* _DATA FOR PROCESSING_
◆ ◆ ◆
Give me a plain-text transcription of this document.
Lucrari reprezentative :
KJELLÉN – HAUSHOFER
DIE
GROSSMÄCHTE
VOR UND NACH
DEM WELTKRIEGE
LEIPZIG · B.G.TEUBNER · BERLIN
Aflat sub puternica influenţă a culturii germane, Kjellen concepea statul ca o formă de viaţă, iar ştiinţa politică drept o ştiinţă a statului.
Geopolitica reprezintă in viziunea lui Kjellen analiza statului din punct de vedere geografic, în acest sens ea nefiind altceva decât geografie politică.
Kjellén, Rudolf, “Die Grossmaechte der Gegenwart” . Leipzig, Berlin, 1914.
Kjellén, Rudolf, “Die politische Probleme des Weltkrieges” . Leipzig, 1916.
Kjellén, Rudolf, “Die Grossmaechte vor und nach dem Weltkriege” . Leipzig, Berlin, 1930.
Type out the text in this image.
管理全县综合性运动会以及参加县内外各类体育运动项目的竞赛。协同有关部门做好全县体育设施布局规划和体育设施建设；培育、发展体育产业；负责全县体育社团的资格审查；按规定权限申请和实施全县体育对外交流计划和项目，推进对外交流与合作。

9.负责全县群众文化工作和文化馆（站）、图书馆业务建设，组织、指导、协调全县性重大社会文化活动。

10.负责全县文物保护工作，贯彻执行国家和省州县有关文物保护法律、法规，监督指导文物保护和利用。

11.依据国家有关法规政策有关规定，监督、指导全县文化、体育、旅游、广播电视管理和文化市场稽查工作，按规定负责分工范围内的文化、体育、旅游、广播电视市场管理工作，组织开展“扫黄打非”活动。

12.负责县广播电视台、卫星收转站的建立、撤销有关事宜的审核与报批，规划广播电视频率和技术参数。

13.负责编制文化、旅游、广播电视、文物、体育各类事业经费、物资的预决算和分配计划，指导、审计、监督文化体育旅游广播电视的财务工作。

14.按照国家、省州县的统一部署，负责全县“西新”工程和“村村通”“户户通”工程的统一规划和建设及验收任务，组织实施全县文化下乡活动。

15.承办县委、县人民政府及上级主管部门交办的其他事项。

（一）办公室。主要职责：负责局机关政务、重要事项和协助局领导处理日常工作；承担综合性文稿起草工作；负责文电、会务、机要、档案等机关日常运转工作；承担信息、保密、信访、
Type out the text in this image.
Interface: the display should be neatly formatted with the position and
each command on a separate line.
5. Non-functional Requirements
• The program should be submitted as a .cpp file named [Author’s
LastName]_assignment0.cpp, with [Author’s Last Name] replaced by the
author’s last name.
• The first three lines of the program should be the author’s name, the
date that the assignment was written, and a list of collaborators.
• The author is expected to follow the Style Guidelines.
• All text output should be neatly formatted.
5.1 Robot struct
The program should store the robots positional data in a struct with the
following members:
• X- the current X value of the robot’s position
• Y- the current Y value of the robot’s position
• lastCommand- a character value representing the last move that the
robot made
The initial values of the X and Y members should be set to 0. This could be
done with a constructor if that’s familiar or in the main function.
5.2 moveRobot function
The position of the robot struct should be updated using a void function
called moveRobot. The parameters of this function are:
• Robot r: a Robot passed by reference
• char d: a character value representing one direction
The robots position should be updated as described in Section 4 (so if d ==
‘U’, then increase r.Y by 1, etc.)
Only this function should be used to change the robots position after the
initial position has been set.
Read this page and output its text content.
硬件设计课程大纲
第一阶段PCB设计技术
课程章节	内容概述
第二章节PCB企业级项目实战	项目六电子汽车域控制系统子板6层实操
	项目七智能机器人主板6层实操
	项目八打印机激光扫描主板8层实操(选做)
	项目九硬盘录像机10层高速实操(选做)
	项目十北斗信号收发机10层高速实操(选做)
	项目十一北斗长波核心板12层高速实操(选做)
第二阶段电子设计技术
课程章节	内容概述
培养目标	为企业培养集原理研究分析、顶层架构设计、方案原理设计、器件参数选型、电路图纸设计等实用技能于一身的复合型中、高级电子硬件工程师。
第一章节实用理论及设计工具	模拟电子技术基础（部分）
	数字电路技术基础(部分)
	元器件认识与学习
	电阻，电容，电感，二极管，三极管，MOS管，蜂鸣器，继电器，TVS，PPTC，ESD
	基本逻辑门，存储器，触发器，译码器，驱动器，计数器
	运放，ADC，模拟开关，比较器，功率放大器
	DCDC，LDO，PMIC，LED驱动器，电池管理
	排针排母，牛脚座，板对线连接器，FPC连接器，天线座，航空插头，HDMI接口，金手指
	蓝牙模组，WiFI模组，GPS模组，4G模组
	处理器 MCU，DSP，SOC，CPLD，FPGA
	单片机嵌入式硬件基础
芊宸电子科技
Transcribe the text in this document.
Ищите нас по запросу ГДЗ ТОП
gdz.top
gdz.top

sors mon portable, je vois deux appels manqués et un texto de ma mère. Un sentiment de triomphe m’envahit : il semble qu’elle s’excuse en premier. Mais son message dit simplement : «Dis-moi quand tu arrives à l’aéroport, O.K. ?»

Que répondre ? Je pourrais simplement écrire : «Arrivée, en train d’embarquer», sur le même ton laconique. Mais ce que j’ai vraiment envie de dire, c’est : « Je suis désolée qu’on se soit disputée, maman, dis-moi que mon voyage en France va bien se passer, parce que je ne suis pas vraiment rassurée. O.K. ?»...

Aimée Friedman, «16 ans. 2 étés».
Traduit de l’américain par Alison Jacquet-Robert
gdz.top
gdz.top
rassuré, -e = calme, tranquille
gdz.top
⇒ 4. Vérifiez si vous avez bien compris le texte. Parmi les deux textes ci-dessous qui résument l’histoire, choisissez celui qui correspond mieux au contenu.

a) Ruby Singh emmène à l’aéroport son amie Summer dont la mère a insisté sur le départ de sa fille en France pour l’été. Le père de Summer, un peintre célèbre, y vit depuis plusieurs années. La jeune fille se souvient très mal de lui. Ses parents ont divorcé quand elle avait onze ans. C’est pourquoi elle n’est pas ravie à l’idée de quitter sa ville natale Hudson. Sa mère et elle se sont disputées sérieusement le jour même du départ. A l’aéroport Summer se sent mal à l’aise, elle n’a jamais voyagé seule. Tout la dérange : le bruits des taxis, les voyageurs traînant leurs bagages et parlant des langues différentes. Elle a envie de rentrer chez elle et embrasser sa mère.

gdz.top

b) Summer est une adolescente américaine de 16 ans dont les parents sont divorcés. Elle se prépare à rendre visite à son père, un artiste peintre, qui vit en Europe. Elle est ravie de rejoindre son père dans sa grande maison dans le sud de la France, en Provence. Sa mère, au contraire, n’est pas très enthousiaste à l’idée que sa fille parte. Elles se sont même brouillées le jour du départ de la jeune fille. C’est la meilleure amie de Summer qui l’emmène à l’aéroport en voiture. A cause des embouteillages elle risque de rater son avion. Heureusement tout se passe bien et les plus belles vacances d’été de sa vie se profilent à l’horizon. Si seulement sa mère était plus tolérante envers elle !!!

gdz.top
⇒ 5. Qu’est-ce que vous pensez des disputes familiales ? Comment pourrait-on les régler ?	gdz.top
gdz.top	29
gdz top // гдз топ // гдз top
◆ ◆ ◆
* _TASK BRIEF_
Give only the number of lines in the entries above that hold the string "Kjellen".

* _FULL ANSWER_
2